**Stated problem:**
Only lines with the word "Momčilov" are needed; collect each of them from the listing below.

**Material supplied:**
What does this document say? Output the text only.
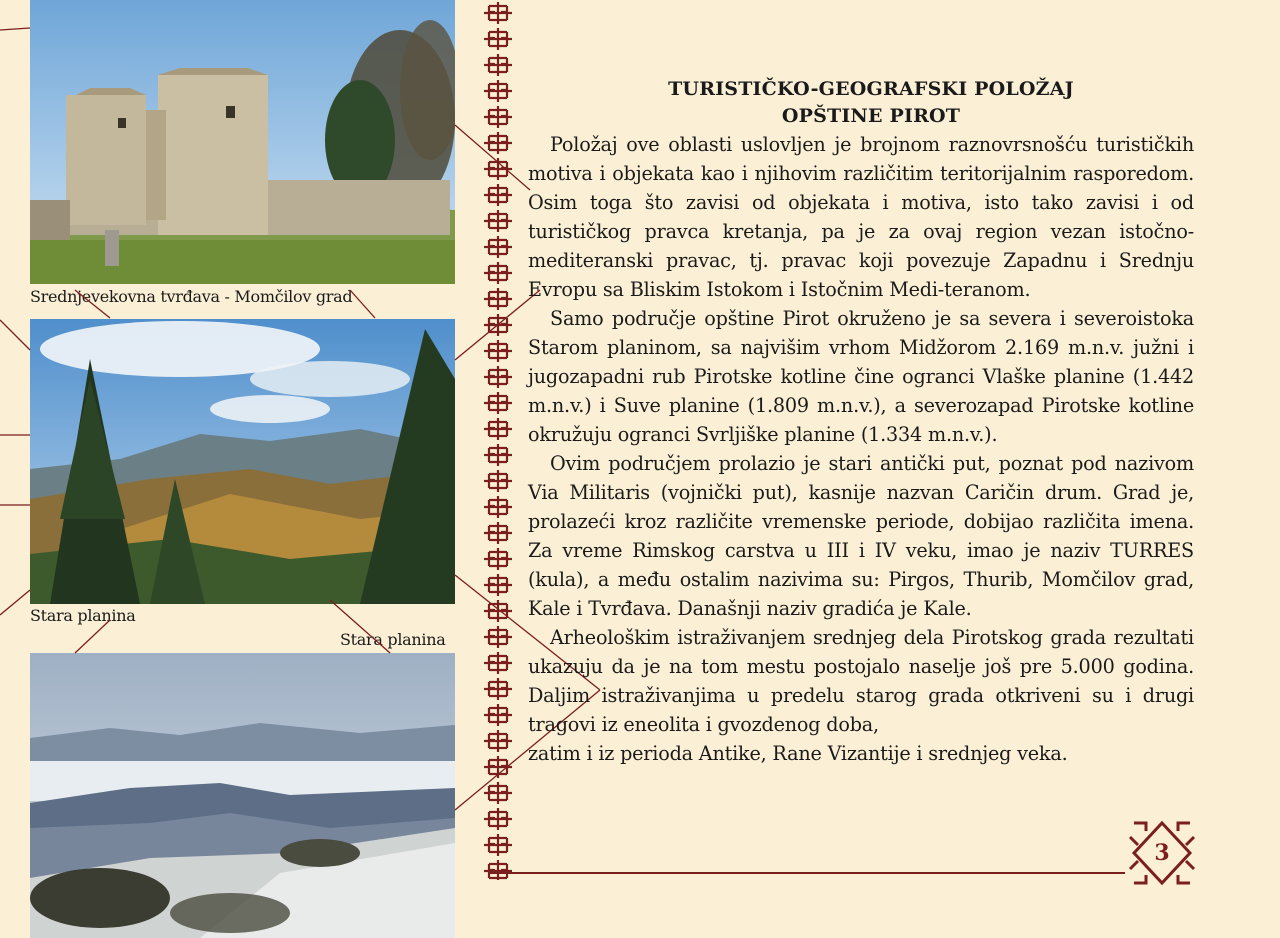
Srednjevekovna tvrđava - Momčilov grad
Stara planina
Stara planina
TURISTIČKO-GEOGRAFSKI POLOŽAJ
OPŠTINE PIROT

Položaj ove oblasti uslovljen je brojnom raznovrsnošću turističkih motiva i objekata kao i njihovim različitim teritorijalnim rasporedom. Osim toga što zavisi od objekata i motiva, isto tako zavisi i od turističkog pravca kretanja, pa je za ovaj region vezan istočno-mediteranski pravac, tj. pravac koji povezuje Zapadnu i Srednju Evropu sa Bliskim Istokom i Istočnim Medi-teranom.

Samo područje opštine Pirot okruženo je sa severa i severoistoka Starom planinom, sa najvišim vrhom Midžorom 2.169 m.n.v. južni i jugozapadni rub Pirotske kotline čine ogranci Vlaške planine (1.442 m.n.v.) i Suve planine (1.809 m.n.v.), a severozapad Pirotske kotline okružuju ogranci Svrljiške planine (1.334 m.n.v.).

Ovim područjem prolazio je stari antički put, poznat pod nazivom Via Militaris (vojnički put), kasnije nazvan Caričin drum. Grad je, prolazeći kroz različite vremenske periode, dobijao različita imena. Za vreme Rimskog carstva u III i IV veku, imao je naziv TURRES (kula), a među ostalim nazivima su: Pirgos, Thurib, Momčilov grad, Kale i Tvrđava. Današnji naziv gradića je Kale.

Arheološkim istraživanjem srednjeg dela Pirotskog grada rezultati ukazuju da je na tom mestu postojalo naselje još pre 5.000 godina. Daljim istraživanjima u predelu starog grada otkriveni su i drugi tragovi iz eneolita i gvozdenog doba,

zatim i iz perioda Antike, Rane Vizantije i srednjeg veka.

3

---

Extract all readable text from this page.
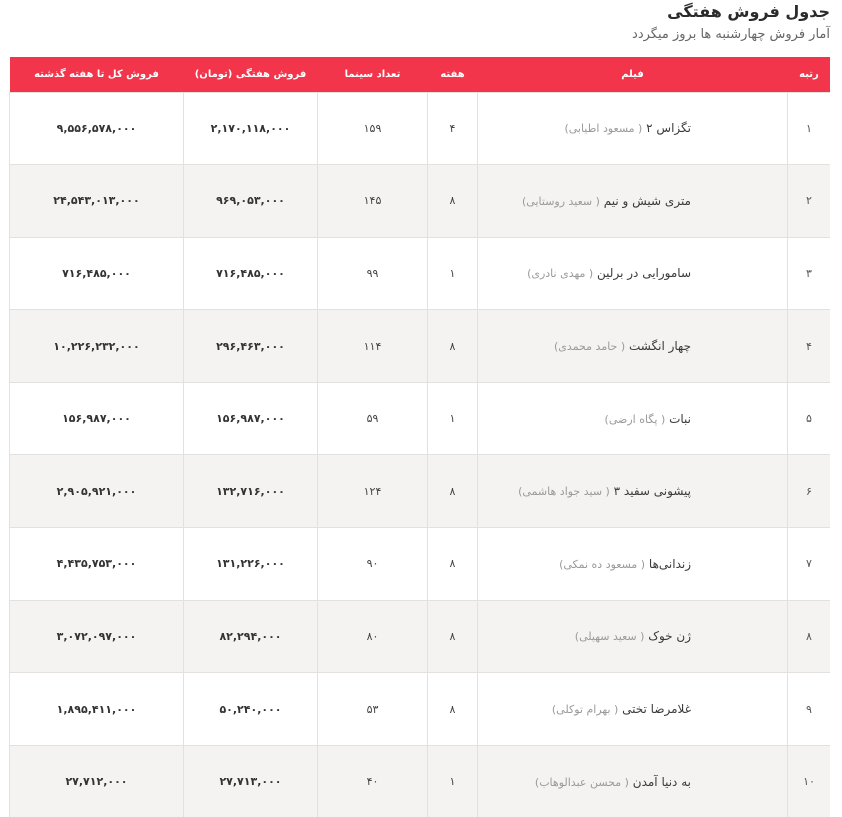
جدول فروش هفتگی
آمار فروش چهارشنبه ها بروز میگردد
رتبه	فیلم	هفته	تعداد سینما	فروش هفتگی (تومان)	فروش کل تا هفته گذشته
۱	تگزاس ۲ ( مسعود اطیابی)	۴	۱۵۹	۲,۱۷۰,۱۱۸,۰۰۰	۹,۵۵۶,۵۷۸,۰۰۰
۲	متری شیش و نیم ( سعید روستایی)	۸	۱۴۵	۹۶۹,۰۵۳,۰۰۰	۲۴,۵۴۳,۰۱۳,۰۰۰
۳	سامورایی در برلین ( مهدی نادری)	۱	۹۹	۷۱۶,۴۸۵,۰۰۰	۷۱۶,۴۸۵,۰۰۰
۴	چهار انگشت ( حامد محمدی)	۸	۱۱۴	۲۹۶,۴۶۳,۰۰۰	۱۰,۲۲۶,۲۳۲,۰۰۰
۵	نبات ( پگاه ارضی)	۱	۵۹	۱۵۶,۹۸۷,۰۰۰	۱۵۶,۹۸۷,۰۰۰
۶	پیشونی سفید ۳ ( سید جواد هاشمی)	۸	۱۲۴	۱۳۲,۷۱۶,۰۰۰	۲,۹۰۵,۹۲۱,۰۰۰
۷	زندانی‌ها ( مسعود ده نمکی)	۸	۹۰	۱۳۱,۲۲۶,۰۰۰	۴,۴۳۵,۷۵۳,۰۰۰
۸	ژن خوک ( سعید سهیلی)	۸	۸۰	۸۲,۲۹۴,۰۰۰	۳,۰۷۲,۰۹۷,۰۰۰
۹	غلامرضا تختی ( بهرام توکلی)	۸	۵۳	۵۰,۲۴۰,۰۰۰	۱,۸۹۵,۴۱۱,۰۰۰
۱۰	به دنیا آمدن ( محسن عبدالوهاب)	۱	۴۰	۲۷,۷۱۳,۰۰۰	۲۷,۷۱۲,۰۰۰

**Result for this task:**
Srednjevekovna tvrđava - Momčilov grad
Ovim područjem prolazio je stari antički put, poznat pod nazivom Via Militaris (vojnički put), kasnije nazvan Caričin drum. Grad je, prolazeći kroz različite vremenske periode, dobijao različita imena. Za vreme Rimskog carstva u III i IV veku, imao je naziv TURRES (kula), a među ostalim nazivima su: Pirgos, Thurib, Momčilov grad, Kale i Tvrđava. Današnji naziv gradića je Kale.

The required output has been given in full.